--- start of DATA SHOWN ---

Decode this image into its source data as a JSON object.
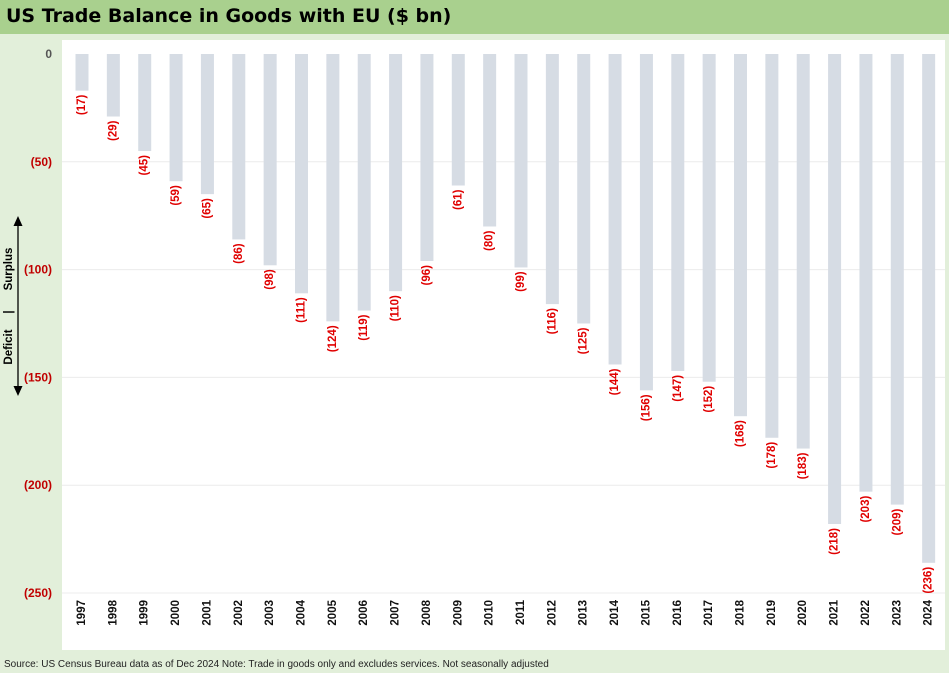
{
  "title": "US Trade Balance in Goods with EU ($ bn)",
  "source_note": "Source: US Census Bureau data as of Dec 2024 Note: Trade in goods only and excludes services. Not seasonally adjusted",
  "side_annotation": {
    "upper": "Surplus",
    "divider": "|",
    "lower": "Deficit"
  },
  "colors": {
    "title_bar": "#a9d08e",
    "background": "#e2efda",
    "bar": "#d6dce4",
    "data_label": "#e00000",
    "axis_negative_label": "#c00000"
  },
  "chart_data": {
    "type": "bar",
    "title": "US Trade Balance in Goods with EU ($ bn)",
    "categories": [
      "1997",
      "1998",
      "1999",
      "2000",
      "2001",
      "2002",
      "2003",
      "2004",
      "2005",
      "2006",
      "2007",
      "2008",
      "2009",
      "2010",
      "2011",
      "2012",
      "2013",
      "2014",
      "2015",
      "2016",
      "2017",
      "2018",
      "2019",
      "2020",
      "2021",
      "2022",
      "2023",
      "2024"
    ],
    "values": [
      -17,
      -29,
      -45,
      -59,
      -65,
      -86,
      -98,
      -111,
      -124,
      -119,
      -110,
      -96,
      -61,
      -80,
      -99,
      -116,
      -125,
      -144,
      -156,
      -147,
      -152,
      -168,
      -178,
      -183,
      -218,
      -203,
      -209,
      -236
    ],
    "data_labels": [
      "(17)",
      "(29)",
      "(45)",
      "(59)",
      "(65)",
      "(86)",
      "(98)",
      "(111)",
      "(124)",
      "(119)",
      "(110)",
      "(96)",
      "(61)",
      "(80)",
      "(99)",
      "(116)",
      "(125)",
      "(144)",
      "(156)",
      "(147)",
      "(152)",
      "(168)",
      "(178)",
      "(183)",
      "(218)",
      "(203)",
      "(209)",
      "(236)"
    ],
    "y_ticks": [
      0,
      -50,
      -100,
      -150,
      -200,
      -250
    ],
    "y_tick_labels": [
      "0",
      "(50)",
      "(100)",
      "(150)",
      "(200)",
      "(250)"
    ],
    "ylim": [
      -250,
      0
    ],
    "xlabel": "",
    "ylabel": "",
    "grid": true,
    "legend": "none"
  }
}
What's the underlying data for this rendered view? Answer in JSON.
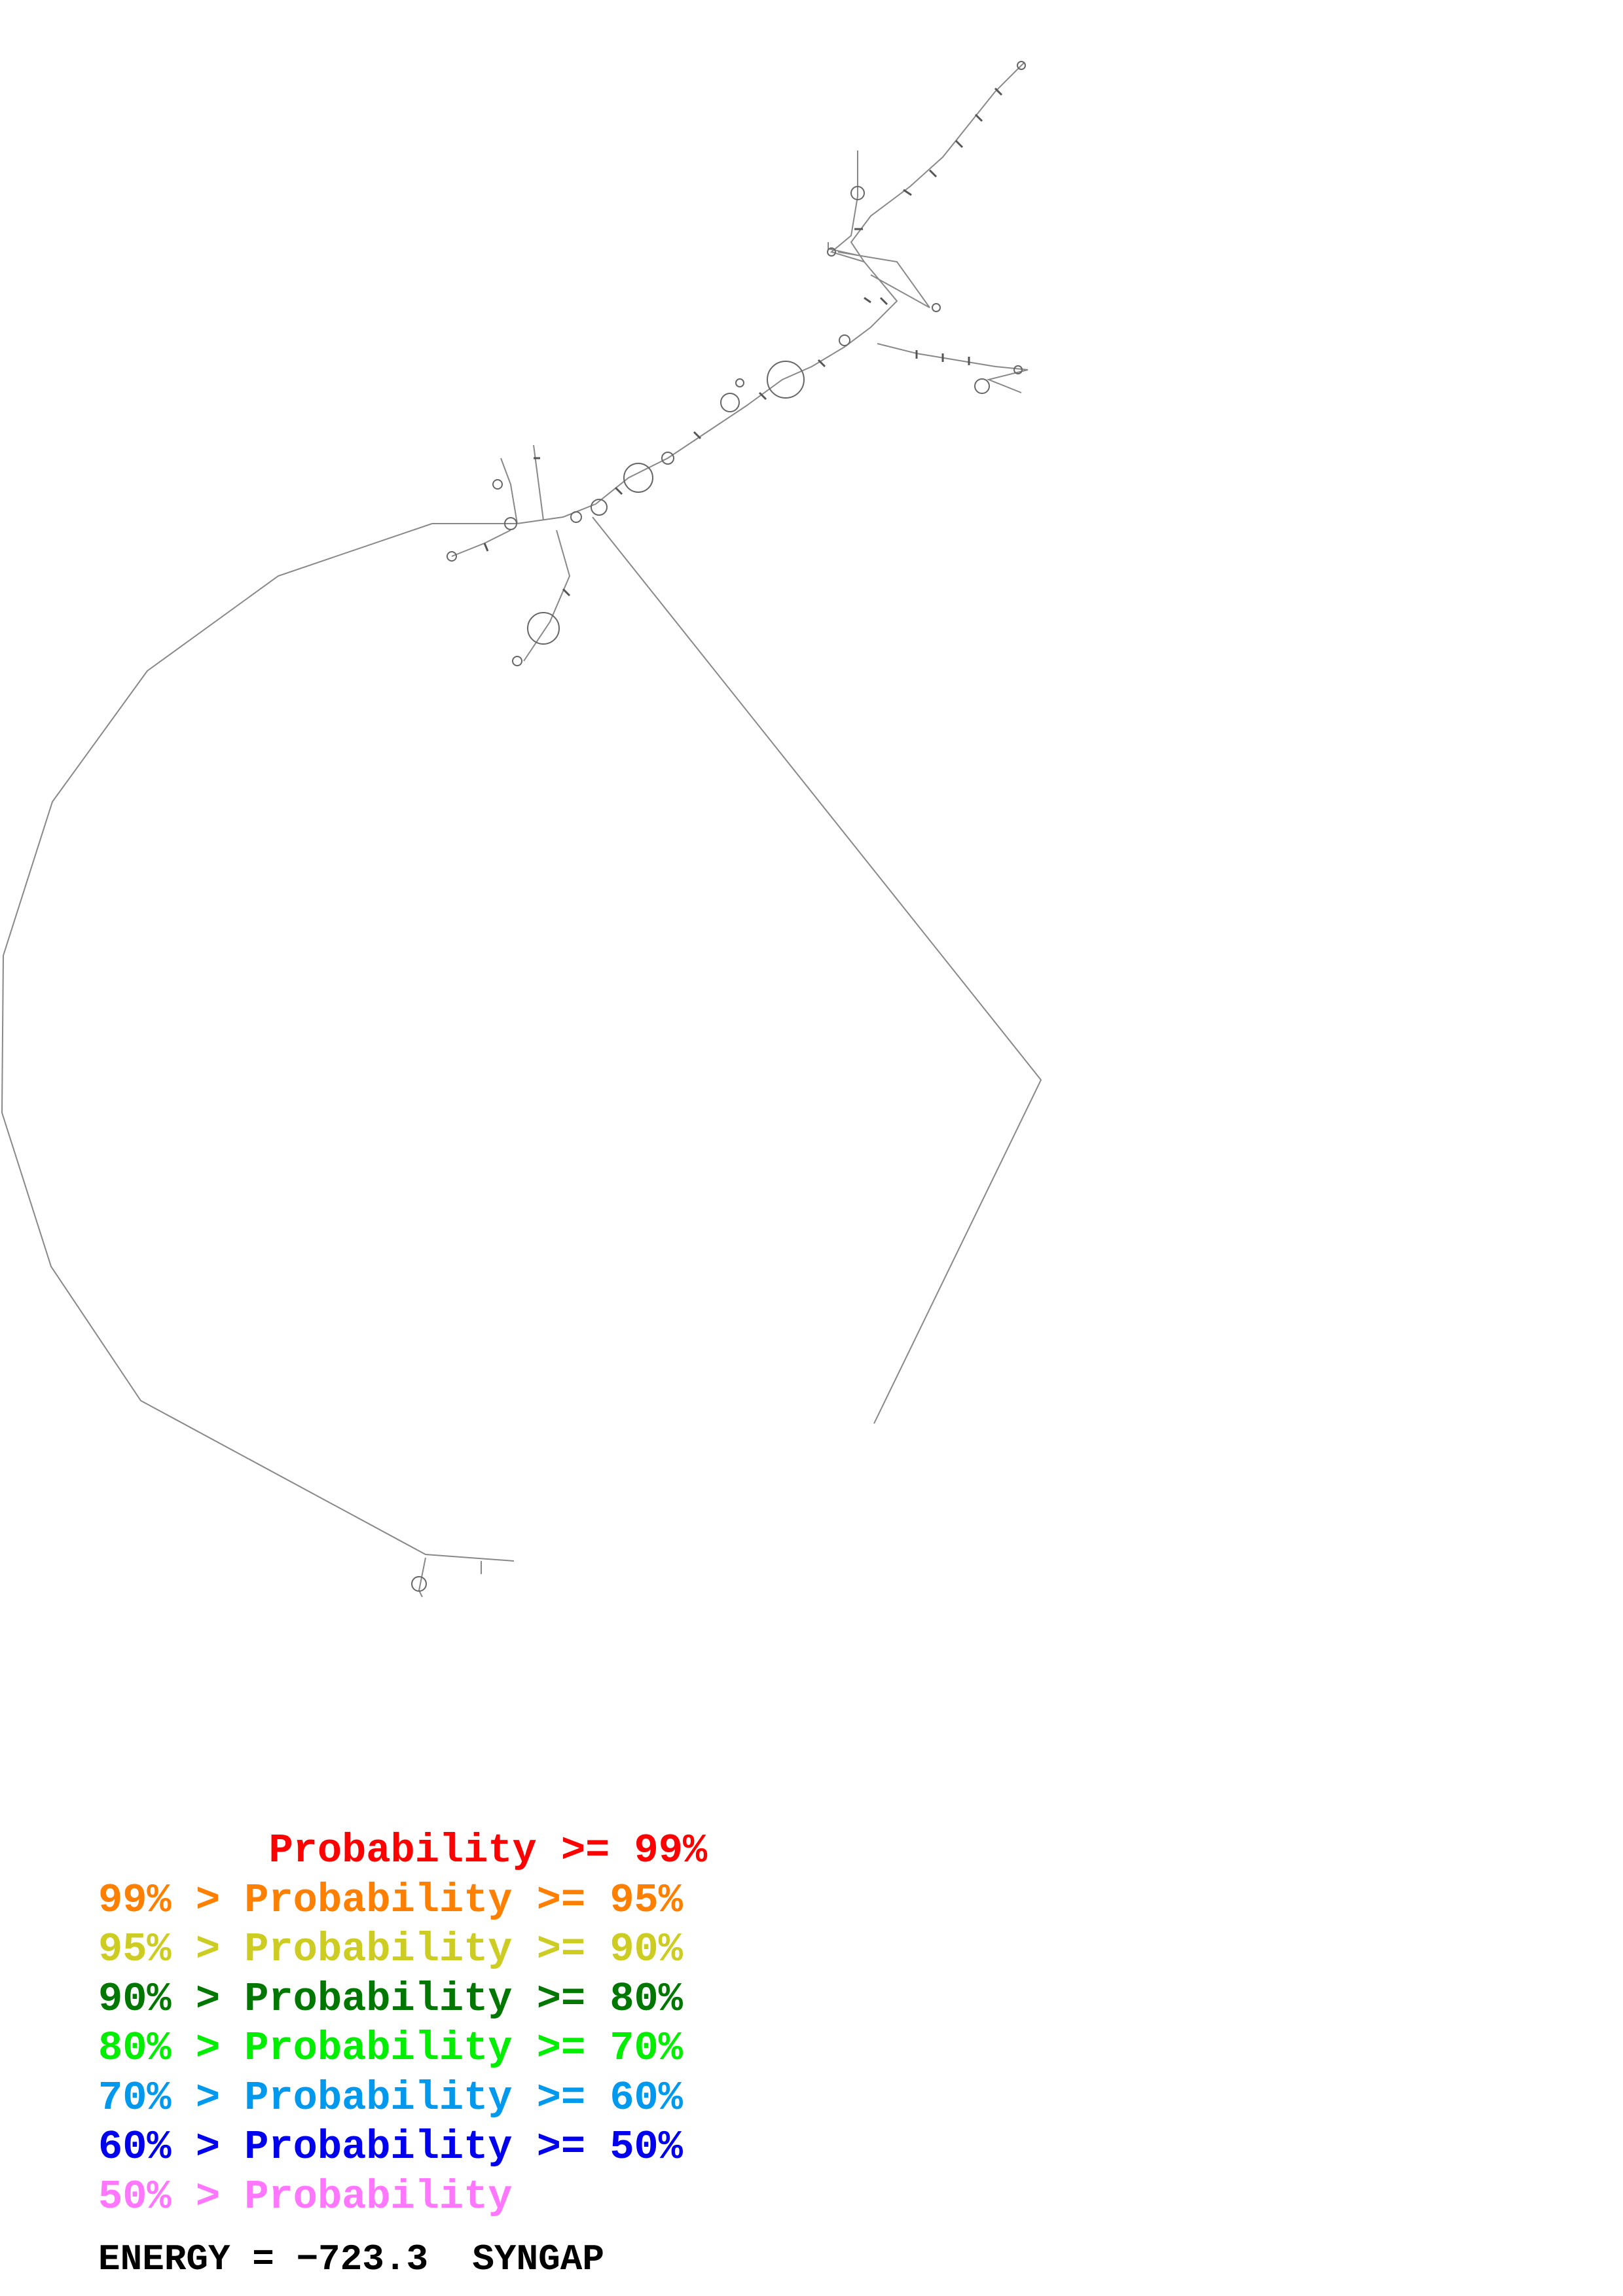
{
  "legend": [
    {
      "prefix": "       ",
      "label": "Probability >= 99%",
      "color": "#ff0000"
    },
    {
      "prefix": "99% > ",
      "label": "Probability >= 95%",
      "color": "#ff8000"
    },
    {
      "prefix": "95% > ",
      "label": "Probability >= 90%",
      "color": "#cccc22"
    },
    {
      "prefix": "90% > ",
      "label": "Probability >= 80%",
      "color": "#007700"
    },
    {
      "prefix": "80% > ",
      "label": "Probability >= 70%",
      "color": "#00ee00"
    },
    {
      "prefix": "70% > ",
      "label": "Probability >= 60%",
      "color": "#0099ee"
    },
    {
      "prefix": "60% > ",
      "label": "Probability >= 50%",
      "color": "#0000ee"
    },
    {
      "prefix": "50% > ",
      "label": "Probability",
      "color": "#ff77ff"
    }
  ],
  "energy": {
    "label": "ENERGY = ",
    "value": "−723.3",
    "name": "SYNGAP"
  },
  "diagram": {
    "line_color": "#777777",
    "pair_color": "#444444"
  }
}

--- end of DATA SHOWN ---

Print out the material word for word, omitting the pictures.

Decode this image into its source data as a JSON object.
{
  "title": "US Trade Balance in Goods with EU ($ bn)",
  "source_note": "Source: US Census Bureau data as of Dec 2024 Note: Trade in goods only and excludes services. Not seasonally adjusted",
  "side_annotation": {
    "upper": "Surplus",
    "divider": "|",
    "lower": "Deficit"
  },
  "colors": {
    "title_bar": "#a9d08e",
    "background": "#e2efda",
    "bar": "#d6dce4",
    "data_label": "#e00000",
    "axis_negative_label": "#c00000"
  },
  "chart_data": {
    "type": "bar",
    "title": "US Trade Balance in Goods with EU ($ bn)",
    "categories": [
      "1997",
      "1998",
      "1999",
      "2000",
      "2001",
      "2002",
      "2003",
      "2004",
      "2005",
      "2006",
      "2007",
      "2008",
      "2009",
      "2010",
      "2011",
      "2012",
      "2013",
      "2014",
      "2015",
      "2016",
      "2017",
      "2018",
      "2019",
      "2020",
      "2021",
      "2022",
      "2023",
      "2024"
    ],
    "values": [
      -17,
      -29,
      -45,
      -59,
      -65,
      -86,
      -98,
      -111,
      -124,
      -119,
      -110,
      -96,
      -61,
      -80,
      -99,
      -116,
      -125,
      -144,
      -156,
      -147,
      -152,
      -168,
      -178,
      -183,
      -218,
      -203,
      -209,
      -236
    ],
    "data_labels": [
      "(17)",
      "(29)",
      "(45)",
      "(59)",
      "(65)",
      "(86)",
      "(98)",
      "(111)",
      "(124)",
      "(119)",
      "(110)",
      "(96)",
      "(61)",
      "(80)",
      "(99)",
      "(116)",
      "(125)",
      "(144)",
      "(156)",
      "(147)",
      "(152)",
      "(168)",
      "(178)",
      "(183)",
      "(218)",
      "(203)",
      "(209)",
      "(236)"
    ],
    "y_ticks": [
      0,
      -50,
      -100,
      -150,
      -200,
      -250
    ],
    "y_tick_labels": [
      "0",
      "(50)",
      "(100)",
      "(150)",
      "(200)",
      "(250)"
    ],
    "ylim": [
      -250,
      0
    ],
    "xlabel": "",
    "ylabel": "",
    "grid": true,
    "legend": "none"
  }
}
What's the underlying data for this rendered view? Answer in JSON.
{
  "legend": [
    {
      "prefix": "       ",
      "label": "Probability >= 99%",
      "color": "#ff0000"
    },
    {
      "prefix": "99% > ",
      "label": "Probability >= 95%",
      "color": "#ff8000"
    },
    {
      "prefix": "95% > ",
      "label": "Probability >= 90%",
      "color": "#cccc22"
    },
    {
      "prefix": "90% > ",
      "label": "Probability >= 80%",
      "color": "#007700"
    },
    {
      "prefix": "80% > ",
      "label": "Probability >= 70%",
      "color": "#00ee00"
    },
    {
      "prefix": "70% > ",
      "label": "Probability >= 60%",
      "color": "#0099ee"
    },
    {
      "prefix": "60% > ",
      "label": "Probability >= 50%",
      "color": "#0000ee"
    },
    {
      "prefix": "50% > ",
      "label": "Probability",
      "color": "#ff77ff"
    }
  ],
  "energy": {
    "label": "ENERGY = ",
    "value": "−723.3",
    "name": "SYNGAP"
  },
  "diagram": {
    "line_color": "#777777",
    "pair_color": "#444444"
  }
}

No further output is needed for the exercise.